* _Exercises_:
**1.** Answer from the forum post on editing SQL insert scripts with SED:
(a) Which word should go in front of each date value?
(b) Which table are the values inserted into?
(c) Which datatype is DATE_B created with?
**2.** Carry on the forum post about editing SQL insert scripts with SED, starting after its last sentence.

Start Selected extract

Search code examples
regexwindowsbashsedsql-scripts

It is a way to modify an SQL Insert Script with SED Command in order to insert word DATE before date value?


Modifying SQL Scripts with SED Command

I would like to explain my task. I have been asked to modify many files with one command without alter the data. The core is to properly insert DATE_B values, since it would give us an error trying to insert this into MYTABLE, due to the fact we create DATE_B as DATE datatype.

End Selected extract
Start Excerpted data

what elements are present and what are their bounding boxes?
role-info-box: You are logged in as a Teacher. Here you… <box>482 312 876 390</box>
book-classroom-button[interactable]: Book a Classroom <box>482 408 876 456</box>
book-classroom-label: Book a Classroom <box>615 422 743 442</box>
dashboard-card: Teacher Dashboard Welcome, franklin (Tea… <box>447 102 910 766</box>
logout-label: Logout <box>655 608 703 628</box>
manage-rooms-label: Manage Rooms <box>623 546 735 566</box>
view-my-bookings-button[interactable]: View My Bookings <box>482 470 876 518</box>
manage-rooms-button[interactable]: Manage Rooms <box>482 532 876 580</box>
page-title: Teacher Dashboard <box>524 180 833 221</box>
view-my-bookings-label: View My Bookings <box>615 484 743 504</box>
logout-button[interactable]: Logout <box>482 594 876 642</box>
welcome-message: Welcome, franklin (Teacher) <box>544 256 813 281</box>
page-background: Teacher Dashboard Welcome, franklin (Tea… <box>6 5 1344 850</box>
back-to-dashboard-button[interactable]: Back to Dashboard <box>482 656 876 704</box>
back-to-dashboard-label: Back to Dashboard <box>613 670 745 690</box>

End Excerpted data

* _Answers to the tasks_:
**1.**
(a) DATE
(b) MYTABLE
(c) DATE

**2.**
My Scripts

Insert into MYTABLE (DATE_A, DATE_B) values (to_timestamp('2017-08-01','YYYY-MM-DD'),'2019-09-09');
Insert into MYTABLE (DATE_A, DATE_B) values (to_timestamp('2018-10-30','YYYY-MM-DD'),'2021-09-09');
Insert into MYTABLE (DATE_A, DATE_B) values (to_timestamp('2022-08-11','YYYY-MM-DD'),'2022-08-06');

I have to modify all DATE_B values in order to insert DATE before the value. What I mean is:

Expected Scritps

Insert into MYTABLE (DATE_A, DATE_B) values (to_timestamp('2017-08-01','YYYY-MM-DD'),DATE'2019-09-09');
Insert into MYTABLE (DATE_A, DATE_B) values (to_timestamp('2018-10-30','YYYY-MM-DD'),DATE'2021-09-09');
Insert into MYTABLE (DATE_A, DATE_B) values (to_timestamp('2022-08-11','YYYY-MM-DD'),DATE'2022-08-06');

My approach was to use REGEX in order to identify the single quote, year, dash, month, dash, day, dash, single quote... But if I do this I will substitute also my properly formatted to_timestamp values.

I found this command from GeekForGeeks useful since we catch the first letter and we enclose them with parenthesis.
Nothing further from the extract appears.